━━━ PROVIDED MATERIAL ━━━

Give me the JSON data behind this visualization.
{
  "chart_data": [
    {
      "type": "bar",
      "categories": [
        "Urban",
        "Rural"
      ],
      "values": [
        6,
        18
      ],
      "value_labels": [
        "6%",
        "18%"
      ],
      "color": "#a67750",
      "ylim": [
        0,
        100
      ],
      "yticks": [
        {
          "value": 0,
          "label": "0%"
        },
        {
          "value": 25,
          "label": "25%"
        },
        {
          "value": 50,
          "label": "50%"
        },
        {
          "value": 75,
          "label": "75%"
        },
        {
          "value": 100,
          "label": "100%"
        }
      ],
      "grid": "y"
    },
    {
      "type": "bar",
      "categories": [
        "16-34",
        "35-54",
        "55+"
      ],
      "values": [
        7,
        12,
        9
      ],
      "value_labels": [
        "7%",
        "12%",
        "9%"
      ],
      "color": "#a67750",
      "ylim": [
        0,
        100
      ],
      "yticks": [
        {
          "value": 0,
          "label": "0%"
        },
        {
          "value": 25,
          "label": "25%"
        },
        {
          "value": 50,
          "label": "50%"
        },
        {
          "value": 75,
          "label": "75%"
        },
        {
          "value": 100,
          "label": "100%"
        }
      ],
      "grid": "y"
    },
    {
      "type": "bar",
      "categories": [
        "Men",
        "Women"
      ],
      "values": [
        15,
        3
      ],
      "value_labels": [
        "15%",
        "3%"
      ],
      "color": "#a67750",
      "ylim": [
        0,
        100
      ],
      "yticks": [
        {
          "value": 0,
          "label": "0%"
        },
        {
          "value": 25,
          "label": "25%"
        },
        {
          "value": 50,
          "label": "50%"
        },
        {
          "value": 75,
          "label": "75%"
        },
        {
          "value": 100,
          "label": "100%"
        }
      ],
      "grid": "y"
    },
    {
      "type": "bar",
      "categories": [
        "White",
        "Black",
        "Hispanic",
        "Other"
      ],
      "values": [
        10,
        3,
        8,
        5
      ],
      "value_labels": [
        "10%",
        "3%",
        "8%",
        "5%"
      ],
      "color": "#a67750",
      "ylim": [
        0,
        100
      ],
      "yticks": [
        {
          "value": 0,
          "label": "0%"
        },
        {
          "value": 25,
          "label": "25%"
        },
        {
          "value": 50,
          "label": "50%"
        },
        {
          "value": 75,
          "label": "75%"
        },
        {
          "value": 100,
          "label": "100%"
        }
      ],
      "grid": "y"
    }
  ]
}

━━━

WHAT THE TASK ASKS: Write out the full set of records exactly as given.

WRITTEN SOLUTION:
Give me the JSON data behind this visualization.
{
  "chart_data": [
    {
      "type": "bar",
      "categories": [
        "Urban",
        "Rural"
      ],
      "values": [
        6,
        18
      ],
      "value_labels": [
        "6%",
        "18%"
      ],
      "color": "#a67750",
      "ylim": [
        0,
        100
      ],
      "yticks": [
        {
          "value": 0,
          "label": "0%"
        },
        {
          "value": 25,
          "label": "25%"
        },
        {
          "value": 50,
          "label": "50%"
        },
        {
          "value": 75,
          "label": "75%"
        },
        {
          "value": 100,
          "label": "100%"
        }
      ],
      "grid": "y"
    },
    {
      "type": "bar",
      "categories": [
        "16-34",
        "35-54",
        "55+"
      ],
      "values": [
        7,
        12,
        9
      ],
      "value_labels": [
        "7%",
        "12%",
        "9%"
      ],
      "color": "#a67750",
      "ylim": [
        0,
        100
      ],
      "yticks": [
        {
          "value": 0,
          "label": "0%"
        },
        {
          "value": 25,
          "label": "25%"
        },
        {
          "value": 50,
          "label": "50%"
        },
        {
          "value": 75,
          "label": "75%"
        },
        {
          "value": 100,
          "label": "100%"
        }
      ],
      "grid": "y"
    },
    {
      "type": "bar",
      "categories": [
        "Men",
        "Women"
      ],
      "values": [
        15,
        3
      ],
      "value_labels": [
        "15%",
        "3%"
      ],
      "color": "#a67750",
      "ylim": [
        0,
        100
      ],
      "yticks": [
        {
          "value": 0,
          "label": "0%"
        },
        {
          "value": 25,
          "label": "25%"
        },
        {
          "value": 50,
          "label": "50%"
        },
        {
          "value": 75,
          "label": "75%"
        },
        {
          "value": 100,
          "label": "100%"
        }
      ],
      "grid": "y"
    },
    {
      "type": "bar",
      "categories": [
        "White",
        "Black",
        "Hispanic",
        "Other"
      ],
      "values": [
        10,
        3,
        8,
        5
      ],
      "value_labels": [
        "10%",
        "3%",
        "8%",
        "5%"
      ],
      "color": "#a67750",
      "ylim": [
        0,
        100
      ],
      "yticks": [
        {
          "value": 0,
          "label": "0%"
        },
        {
          "value": 25,
          "label": "25%"
        },
        {
          "value": 50,
          "label": "50%"
        },
        {
          "value": 75,
          "label": "75%"
        },
        {
          "value": 100,
          "label": "100%"
        }
      ],
      "grid": "y"
    }
  ]
}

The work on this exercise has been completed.